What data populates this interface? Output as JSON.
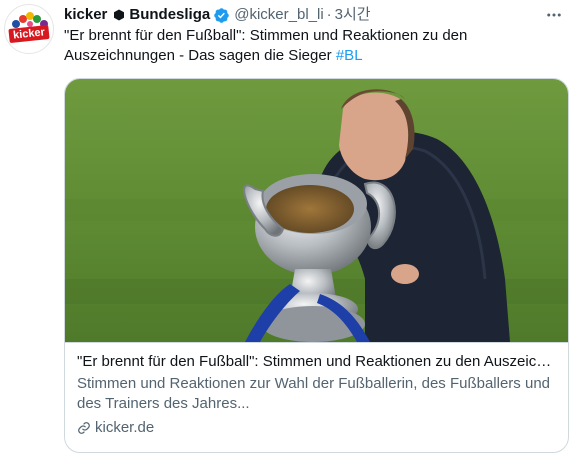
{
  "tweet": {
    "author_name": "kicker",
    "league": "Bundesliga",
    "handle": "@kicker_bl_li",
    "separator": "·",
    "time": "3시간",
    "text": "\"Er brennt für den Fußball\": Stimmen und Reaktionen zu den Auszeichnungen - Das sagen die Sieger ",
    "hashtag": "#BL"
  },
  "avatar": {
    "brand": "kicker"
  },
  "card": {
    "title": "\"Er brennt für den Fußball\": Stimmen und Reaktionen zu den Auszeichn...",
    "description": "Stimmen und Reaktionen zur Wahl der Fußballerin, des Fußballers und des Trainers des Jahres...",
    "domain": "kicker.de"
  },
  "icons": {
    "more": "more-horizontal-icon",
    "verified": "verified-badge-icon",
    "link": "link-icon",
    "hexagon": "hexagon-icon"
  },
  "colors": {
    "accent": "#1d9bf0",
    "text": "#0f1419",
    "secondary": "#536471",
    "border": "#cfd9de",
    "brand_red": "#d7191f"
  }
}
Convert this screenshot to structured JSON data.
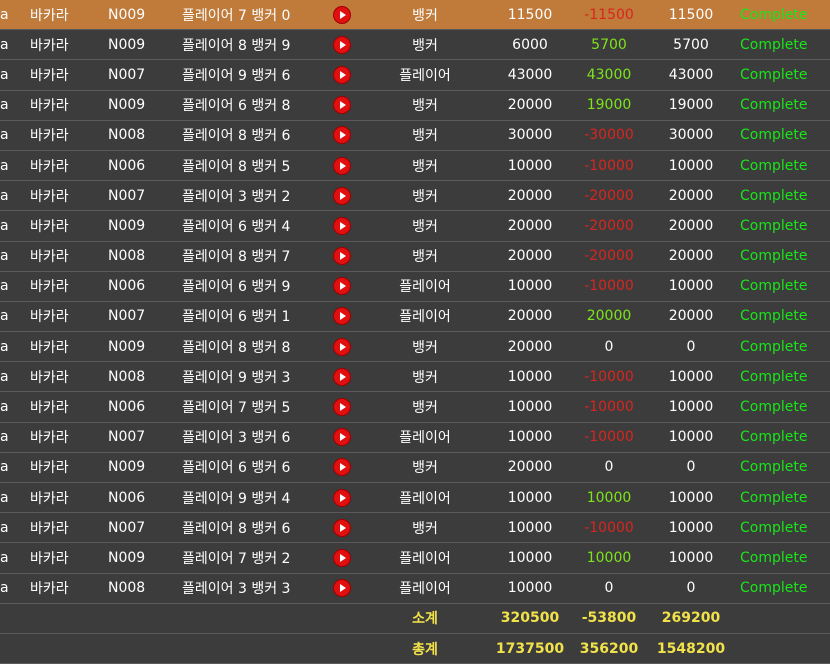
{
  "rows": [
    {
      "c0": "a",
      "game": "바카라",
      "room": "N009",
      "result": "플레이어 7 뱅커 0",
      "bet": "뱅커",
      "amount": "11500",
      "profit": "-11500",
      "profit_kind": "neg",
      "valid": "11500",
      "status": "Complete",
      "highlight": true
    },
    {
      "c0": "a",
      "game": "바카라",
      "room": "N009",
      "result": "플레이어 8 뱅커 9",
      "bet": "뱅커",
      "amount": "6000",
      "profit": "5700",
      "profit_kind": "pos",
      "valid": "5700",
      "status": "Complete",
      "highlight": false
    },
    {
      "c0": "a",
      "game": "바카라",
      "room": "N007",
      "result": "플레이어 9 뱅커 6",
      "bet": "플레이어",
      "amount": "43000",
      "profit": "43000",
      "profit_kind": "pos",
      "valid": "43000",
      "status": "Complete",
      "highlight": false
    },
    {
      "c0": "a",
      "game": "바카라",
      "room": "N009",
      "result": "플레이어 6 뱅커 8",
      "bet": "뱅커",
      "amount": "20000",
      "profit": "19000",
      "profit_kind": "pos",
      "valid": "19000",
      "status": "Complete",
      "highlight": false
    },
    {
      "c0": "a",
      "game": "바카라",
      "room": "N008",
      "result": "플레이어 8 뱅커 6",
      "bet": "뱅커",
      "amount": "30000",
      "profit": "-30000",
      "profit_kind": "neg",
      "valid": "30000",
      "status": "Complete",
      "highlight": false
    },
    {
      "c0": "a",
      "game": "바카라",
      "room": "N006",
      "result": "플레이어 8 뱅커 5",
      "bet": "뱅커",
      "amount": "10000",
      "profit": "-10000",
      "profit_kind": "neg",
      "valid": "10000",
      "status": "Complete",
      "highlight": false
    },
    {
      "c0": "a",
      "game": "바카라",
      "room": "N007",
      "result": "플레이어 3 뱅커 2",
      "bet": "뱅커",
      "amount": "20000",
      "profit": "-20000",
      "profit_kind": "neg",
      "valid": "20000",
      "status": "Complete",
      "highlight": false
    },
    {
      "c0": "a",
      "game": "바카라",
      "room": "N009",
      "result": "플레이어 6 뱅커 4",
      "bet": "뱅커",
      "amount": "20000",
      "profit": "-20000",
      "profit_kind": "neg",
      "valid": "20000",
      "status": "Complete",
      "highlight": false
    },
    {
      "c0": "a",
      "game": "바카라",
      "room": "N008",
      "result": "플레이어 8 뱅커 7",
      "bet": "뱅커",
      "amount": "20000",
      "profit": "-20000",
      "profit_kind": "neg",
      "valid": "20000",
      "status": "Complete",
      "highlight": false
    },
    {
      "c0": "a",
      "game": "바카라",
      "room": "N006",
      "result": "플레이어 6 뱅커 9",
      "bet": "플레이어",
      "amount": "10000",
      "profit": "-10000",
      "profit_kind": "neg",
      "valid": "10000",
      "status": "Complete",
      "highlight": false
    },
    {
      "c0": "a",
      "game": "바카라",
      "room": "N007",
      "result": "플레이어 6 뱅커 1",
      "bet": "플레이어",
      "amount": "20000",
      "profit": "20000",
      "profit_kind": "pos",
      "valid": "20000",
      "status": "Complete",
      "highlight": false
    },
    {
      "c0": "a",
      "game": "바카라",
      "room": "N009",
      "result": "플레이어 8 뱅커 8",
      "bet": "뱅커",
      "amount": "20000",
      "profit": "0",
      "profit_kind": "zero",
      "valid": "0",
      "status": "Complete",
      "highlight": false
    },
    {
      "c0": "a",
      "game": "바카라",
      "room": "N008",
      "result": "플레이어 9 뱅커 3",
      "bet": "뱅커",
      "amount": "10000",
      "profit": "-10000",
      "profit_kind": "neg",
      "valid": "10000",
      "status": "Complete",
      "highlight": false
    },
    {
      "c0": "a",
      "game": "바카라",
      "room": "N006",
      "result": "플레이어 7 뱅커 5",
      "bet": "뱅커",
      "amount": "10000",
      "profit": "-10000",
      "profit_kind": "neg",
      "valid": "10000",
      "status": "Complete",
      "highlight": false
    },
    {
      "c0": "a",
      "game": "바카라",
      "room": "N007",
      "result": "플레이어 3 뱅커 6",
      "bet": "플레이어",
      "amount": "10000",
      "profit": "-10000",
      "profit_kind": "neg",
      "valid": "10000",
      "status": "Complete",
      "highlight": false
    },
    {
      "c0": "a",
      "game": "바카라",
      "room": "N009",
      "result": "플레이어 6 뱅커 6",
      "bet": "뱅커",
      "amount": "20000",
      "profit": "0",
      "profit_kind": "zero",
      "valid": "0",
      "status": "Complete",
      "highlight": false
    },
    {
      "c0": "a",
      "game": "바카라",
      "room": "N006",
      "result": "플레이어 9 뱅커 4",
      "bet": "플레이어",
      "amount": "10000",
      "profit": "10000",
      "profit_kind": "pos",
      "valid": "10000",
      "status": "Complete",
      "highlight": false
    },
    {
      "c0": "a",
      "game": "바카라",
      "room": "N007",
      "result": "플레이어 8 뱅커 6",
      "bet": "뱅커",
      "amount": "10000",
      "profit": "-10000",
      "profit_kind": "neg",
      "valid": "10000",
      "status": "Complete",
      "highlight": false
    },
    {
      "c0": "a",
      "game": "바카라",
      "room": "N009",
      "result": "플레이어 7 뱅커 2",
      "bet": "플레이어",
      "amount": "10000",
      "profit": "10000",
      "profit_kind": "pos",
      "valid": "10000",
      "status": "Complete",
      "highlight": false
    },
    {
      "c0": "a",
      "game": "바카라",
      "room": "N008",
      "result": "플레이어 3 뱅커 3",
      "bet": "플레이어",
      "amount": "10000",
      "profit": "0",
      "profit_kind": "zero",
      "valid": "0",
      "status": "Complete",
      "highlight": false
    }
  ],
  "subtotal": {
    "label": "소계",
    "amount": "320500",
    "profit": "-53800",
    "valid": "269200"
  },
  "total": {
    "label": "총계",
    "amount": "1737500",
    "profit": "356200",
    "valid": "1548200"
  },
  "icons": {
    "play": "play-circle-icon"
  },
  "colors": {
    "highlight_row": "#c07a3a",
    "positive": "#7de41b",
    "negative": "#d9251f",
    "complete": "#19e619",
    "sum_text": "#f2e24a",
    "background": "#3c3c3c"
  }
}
•••••
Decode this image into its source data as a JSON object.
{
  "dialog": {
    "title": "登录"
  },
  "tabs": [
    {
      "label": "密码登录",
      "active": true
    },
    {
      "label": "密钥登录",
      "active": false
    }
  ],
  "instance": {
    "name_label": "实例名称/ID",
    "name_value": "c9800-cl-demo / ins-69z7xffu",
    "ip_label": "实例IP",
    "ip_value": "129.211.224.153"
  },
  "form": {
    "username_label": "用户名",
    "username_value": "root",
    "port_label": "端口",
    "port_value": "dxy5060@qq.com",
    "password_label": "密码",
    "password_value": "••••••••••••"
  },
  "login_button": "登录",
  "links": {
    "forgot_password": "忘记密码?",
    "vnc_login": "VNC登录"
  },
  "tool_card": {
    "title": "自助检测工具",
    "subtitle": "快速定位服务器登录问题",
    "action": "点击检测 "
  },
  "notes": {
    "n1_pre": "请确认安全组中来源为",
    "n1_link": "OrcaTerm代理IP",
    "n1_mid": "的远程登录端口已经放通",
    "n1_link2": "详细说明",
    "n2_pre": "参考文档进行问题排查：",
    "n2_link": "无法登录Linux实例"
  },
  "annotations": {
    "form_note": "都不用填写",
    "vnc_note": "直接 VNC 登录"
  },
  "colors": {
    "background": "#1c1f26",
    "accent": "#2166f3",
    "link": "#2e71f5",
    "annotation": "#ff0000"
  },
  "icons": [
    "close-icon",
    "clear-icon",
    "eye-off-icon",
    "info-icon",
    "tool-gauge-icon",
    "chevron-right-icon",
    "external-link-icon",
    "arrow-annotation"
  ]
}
•••••
### Written exercise
Show each line holding the word "background".

### Response
    "background": "#3c3c3c"
    "background": "#1c1f26",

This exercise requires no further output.